• _Given entries_:
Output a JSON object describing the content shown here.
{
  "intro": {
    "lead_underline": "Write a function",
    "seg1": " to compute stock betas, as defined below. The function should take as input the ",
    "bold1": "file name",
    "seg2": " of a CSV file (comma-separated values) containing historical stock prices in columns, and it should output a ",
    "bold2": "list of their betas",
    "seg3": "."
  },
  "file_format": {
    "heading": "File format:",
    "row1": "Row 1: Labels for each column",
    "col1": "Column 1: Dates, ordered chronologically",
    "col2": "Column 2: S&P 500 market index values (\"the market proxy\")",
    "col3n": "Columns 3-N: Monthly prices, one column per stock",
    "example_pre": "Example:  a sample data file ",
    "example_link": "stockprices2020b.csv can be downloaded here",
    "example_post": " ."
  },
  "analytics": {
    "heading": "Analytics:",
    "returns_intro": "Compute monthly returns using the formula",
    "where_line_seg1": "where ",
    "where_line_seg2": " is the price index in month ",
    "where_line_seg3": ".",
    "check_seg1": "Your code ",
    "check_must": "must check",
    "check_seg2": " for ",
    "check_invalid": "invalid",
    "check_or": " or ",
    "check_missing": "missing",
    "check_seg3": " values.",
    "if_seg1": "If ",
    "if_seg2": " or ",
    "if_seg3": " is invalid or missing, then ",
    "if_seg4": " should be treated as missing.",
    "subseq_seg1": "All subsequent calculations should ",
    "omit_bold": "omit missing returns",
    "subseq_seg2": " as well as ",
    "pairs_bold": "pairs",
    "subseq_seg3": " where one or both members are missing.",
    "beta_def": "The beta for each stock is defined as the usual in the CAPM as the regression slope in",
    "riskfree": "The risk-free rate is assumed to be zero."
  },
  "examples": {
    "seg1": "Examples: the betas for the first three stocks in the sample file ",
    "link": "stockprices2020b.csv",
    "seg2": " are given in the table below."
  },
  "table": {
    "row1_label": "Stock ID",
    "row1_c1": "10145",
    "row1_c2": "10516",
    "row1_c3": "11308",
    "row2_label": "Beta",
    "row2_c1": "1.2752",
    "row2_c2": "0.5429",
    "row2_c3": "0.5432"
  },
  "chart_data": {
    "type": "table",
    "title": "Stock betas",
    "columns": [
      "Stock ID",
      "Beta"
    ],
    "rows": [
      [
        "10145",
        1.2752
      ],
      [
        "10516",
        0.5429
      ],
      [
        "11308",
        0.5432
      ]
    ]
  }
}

• _Given exercise_:
Repeat the preceding lines exactly, please, every one of them.

• _Solution below_:
Output a JSON object describing the content shown here.
{
  "intro": {
    "lead_underline": "Write a function",
    "seg1": " to compute stock betas, as defined below. The function should take as input the ",
    "bold1": "file name",
    "seg2": " of a CSV file (comma-separated values) containing historical stock prices in columns, and it should output a ",
    "bold2": "list of their betas",
    "seg3": "."
  },
  "file_format": {
    "heading": "File format:",
    "row1": "Row 1: Labels for each column",
    "col1": "Column 1: Dates, ordered chronologically",
    "col2": "Column 2: S&P 500 market index values (\"the market proxy\")",
    "col3n": "Columns 3-N: Monthly prices, one column per stock",
    "example_pre": "Example:  a sample data file ",
    "example_link": "stockprices2020b.csv can be downloaded here",
    "example_post": " ."
  },
  "analytics": {
    "heading": "Analytics:",
    "returns_intro": "Compute monthly returns using the formula",
    "where_line_seg1": "where ",
    "where_line_seg2": " is the price index in month ",
    "where_line_seg3": ".",
    "check_seg1": "Your code ",
    "check_must": "must check",
    "check_seg2": " for ",
    "check_invalid": "invalid",
    "check_or": " or ",
    "check_missing": "missing",
    "check_seg3": " values.",
    "if_seg1": "If ",
    "if_seg2": " or ",
    "if_seg3": " is invalid or missing, then ",
    "if_seg4": " should be treated as missing.",
    "subseq_seg1": "All subsequent calculations should ",
    "omit_bold": "omit missing returns",
    "subseq_seg2": " as well as ",
    "pairs_bold": "pairs",
    "subseq_seg3": " where one or both members are missing.",
    "beta_def": "The beta for each stock is defined as the usual in the CAPM as the regression slope in",
    "riskfree": "The risk-free rate is assumed to be zero."
  },
  "examples": {
    "seg1": "Examples: the betas for the first three stocks in the sample file ",
    "link": "stockprices2020b.csv",
    "seg2": " are given in the table below."
  },
  "table": {
    "row1_label": "Stock ID",
    "row1_c1": "10145",
    "row1_c2": "10516",
    "row1_c3": "11308",
    "row2_label": "Beta",
    "row2_c1": "1.2752",
    "row2_c2": "0.5429",
    "row2_c3": "0.5432"
  },
  "chart_data": {
    "type": "table",
    "title": "Stock betas",
    "columns": [
      "Stock ID",
      "Beta"
    ],
    "rows": [
      [
        "10145",
        1.2752
      ],
      [
        "10516",
        0.5429
      ],
      [
        "11308",
        0.5432
      ]
    ]
  }
}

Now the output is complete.